== PROBLEM REQUIREMENTS ==
Write out every entry word for word.

== MATERIAL PROVIDED ==
--
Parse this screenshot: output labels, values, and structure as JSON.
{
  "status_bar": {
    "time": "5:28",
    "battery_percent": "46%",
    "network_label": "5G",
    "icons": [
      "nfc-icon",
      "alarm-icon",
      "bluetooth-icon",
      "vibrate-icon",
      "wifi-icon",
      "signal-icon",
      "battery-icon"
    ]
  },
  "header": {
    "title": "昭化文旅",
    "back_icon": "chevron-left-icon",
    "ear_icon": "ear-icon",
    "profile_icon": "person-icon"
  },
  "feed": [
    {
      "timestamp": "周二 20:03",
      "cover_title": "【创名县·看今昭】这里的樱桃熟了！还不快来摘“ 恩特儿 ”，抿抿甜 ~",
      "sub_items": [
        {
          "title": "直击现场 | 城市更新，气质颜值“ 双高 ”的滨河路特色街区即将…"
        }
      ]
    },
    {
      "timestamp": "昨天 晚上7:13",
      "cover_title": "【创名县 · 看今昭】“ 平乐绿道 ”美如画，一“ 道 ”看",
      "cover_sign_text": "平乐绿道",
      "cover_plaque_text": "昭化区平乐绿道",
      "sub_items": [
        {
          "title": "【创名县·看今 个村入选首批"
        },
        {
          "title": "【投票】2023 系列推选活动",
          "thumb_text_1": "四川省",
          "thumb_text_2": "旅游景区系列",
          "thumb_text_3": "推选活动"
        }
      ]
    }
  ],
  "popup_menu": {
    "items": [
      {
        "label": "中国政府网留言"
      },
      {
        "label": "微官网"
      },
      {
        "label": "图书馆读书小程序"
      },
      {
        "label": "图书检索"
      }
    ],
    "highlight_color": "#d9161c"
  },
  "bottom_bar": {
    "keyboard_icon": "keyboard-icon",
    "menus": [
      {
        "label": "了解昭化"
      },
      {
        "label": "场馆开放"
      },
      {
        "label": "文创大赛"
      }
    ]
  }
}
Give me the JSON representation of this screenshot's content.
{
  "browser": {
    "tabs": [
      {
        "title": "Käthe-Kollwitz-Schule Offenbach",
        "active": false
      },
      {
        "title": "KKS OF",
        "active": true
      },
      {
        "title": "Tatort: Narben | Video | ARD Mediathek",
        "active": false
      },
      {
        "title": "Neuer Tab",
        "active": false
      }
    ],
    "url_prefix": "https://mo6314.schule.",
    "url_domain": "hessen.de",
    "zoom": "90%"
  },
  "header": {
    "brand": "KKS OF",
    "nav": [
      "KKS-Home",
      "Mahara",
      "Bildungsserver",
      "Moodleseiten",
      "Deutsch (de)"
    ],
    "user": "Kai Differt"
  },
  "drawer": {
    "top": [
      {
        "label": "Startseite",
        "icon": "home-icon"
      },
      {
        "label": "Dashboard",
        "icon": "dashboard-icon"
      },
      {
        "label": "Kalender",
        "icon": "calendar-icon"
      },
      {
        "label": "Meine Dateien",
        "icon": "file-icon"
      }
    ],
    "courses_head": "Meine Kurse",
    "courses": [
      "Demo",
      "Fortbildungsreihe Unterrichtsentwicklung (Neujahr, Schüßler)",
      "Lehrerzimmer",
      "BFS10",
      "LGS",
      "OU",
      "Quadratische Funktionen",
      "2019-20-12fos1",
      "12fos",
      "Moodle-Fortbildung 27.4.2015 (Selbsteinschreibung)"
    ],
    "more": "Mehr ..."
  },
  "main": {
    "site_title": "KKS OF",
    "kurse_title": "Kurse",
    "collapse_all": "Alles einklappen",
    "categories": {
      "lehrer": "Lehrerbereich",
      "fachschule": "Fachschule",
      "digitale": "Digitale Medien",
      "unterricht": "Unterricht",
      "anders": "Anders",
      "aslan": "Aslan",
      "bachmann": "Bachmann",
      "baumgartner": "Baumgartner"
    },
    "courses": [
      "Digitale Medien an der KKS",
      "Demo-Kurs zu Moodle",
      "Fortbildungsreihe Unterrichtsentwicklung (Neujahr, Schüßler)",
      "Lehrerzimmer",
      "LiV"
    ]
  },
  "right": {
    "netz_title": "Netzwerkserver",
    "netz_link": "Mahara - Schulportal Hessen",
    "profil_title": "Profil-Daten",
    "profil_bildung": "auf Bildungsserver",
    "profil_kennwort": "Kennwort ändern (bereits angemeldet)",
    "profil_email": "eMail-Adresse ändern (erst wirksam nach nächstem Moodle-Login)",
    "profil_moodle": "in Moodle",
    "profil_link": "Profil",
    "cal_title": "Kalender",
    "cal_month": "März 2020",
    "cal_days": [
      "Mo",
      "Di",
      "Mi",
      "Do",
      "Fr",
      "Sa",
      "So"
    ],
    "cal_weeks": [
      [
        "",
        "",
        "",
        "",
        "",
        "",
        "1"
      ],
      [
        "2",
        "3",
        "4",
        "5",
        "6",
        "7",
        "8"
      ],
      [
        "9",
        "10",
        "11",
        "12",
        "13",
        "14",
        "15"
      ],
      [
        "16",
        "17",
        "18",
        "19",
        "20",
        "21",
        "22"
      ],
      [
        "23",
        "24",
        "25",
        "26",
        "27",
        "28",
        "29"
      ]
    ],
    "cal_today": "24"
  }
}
--
== COMPLETE ANSWER ==
Parse this screenshot: output labels, values, and structure as JSON.
{
  "status_bar": {
    "time": "5:28",
    "battery_percent": "46%",
    "network_label": "5G",
    "icons": [
      "nfc-icon",
      "alarm-icon",
      "bluetooth-icon",
      "vibrate-icon",
      "wifi-icon",
      "signal-icon",
      "battery-icon"
    ]
  },
  "header": {
    "title": "昭化文旅",
    "back_icon": "chevron-left-icon",
    "ear_icon": "ear-icon",
    "profile_icon": "person-icon"
  },
  "feed": [
    {
      "timestamp": "周二 20:03",
      "cover_title": "【创名县·看今昭】这里的樱桃熟了！还不快来摘“ 恩特儿 ”，抿抿甜 ~",
      "sub_items": [
        {
          "title": "直击现场 | 城市更新，气质颜值“ 双高 ”的滨河路特色街区即将…"
        }
      ]
    },
    {
      "timestamp": "昨天 晚上7:13",
      "cover_title": "【创名县 · 看今昭】“ 平乐绿道 ”美如画，一“ 道 ”看",
      "cover_sign_text": "平乐绿道",
      "cover_plaque_text": "昭化区平乐绿道",
      "sub_items": [
        {
          "title": "【创名县·看今 个村入选首批"
        },
        {
          "title": "【投票】2023 系列推选活动",
          "thumb_text_1": "四川省",
          "thumb_text_2": "旅游景区系列",
          "thumb_text_3": "推选活动"
        }
      ]
    }
  ],
  "popup_menu": {
    "items": [
      {
        "label": "中国政府网留言"
      },
      {
        "label": "微官网"
      },
      {
        "label": "图书馆读书小程序"
      },
      {
        "label": "图书检索"
      }
    ],
    "highlight_color": "#d9161c"
  },
  "bottom_bar": {
    "keyboard_icon": "keyboard-icon",
    "menus": [
      {
        "label": "了解昭化"
      },
      {
        "label": "场馆开放"
      },
      {
        "label": "文创大赛"
      }
    ]
  }
}
Give me the JSON representation of this screenshot's content.
{
  "browser": {
    "tabs": [
      {
        "title": "Käthe-Kollwitz-Schule Offenbach",
        "active": false
      },
      {
        "title": "KKS OF",
        "active": true
      },
      {
        "title": "Tatort: Narben | Video | ARD Mediathek",
        "active": false
      },
      {
        "title": "Neuer Tab",
        "active": false
      }
    ],
    "url_prefix": "https://mo6314.schule.",
    "url_domain": "hessen.de",
    "zoom": "90%"
  },
  "header": {
    "brand": "KKS OF",
    "nav": [
      "KKS-Home",
      "Mahara",
      "Bildungsserver",
      "Moodleseiten",
      "Deutsch (de)"
    ],
    "user": "Kai Differt"
  },
  "drawer": {
    "top": [
      {
        "label": "Startseite",
        "icon": "home-icon"
      },
      {
        "label": "Dashboard",
        "icon": "dashboard-icon"
      },
      {
        "label": "Kalender",
        "icon": "calendar-icon"
      },
      {
        "label": "Meine Dateien",
        "icon": "file-icon"
      }
    ],
    "courses_head": "Meine Kurse",
    "courses": [
      "Demo",
      "Fortbildungsreihe Unterrichtsentwicklung (Neujahr, Schüßler)",
      "Lehrerzimmer",
      "BFS10",
      "LGS",
      "OU",
      "Quadratische Funktionen",
      "2019-20-12fos1",
      "12fos",
      "Moodle-Fortbildung 27.4.2015 (Selbsteinschreibung)"
    ],
    "more": "Mehr ..."
  },
  "main": {
    "site_title": "KKS OF",
    "kurse_title": "Kurse",
    "collapse_all": "Alles einklappen",
    "categories": {
      "lehrer": "Lehrerbereich",
      "fachschule": "Fachschule",
      "digitale": "Digitale Medien",
      "unterricht": "Unterricht",
      "anders": "Anders",
      "aslan": "Aslan",
      "bachmann": "Bachmann",
      "baumgartner": "Baumgartner"
    },
    "courses": [
      "Digitale Medien an der KKS",
      "Demo-Kurs zu Moodle",
      "Fortbildungsreihe Unterrichtsentwicklung (Neujahr, Schüßler)",
      "Lehrerzimmer",
      "LiV"
    ]
  },
  "right": {
    "netz_title": "Netzwerkserver",
    "netz_link": "Mahara - Schulportal Hessen",
    "profil_title": "Profil-Daten",
    "profil_bildung": "auf Bildungsserver",
    "profil_kennwort": "Kennwort ändern (bereits angemeldet)",
    "profil_email": "eMail-Adresse ändern (erst wirksam nach nächstem Moodle-Login)",
    "profil_moodle": "in Moodle",
    "profil_link": "Profil",
    "cal_title": "Kalender",
    "cal_month": "März 2020",
    "cal_days": [
      "Mo",
      "Di",
      "Mi",
      "Do",
      "Fr",
      "Sa",
      "So"
    ],
    "cal_weeks": [
      [
        "",
        "",
        "",
        "",
        "",
        "",
        "1"
      ],
      [
        "2",
        "3",
        "4",
        "5",
        "6",
        "7",
        "8"
      ],
      [
        "9",
        "10",
        "11",
        "12",
        "13",
        "14",
        "15"
      ],
      [
        "16",
        "17",
        "18",
        "19",
        "20",
        "21",
        "22"
      ],
      [
        "23",
        "24",
        "25",
        "26",
        "27",
        "28",
        "29"
      ]
    ],
    "cal_today": "24"
  }
}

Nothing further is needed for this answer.